- **Stated task**
Compile every line that includes the word "المنطقة".

Figure record extracts
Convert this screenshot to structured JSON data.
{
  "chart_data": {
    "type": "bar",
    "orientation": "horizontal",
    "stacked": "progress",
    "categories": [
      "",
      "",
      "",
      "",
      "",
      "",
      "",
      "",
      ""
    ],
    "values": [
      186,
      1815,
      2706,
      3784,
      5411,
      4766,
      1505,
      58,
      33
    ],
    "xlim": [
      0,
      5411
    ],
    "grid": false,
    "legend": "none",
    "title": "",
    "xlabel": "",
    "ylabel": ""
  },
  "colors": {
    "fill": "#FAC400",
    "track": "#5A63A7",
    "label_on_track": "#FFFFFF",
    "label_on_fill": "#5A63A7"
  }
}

* * *

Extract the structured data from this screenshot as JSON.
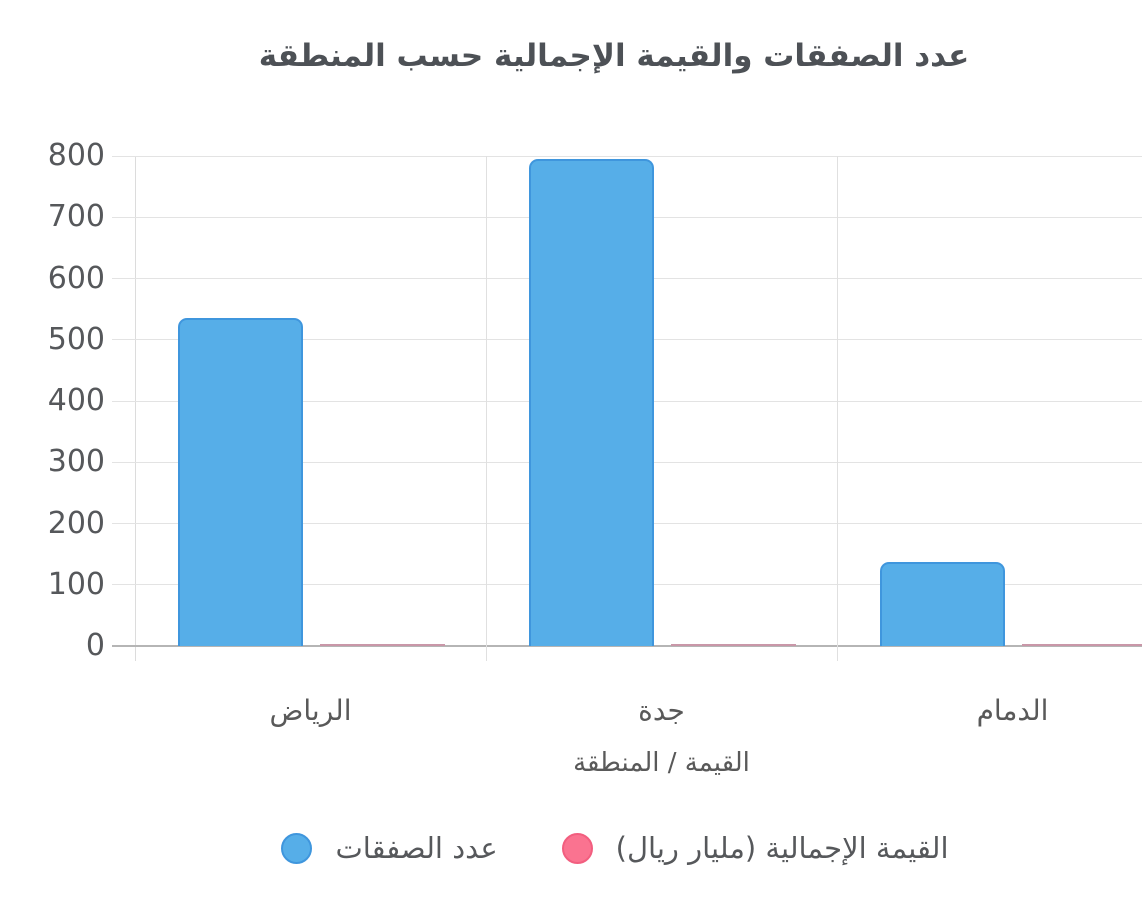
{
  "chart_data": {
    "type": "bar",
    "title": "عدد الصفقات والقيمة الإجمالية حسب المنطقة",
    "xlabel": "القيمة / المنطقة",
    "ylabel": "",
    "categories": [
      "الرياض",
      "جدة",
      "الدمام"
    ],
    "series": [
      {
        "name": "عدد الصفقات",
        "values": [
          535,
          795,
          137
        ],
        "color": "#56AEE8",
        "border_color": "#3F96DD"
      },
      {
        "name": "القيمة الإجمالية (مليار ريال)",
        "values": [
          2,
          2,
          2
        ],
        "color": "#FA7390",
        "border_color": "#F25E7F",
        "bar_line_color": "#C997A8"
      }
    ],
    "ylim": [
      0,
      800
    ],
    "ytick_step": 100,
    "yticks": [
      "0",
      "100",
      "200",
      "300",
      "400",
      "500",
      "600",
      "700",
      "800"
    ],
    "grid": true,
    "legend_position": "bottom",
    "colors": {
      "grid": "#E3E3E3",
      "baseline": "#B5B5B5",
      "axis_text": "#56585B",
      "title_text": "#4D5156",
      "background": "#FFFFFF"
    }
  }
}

- **Solution for this task**
    "title": "عدد الصفقات والقيمة الإجمالية حسب المنطقة",
    "xlabel": "القيمة / المنطقة",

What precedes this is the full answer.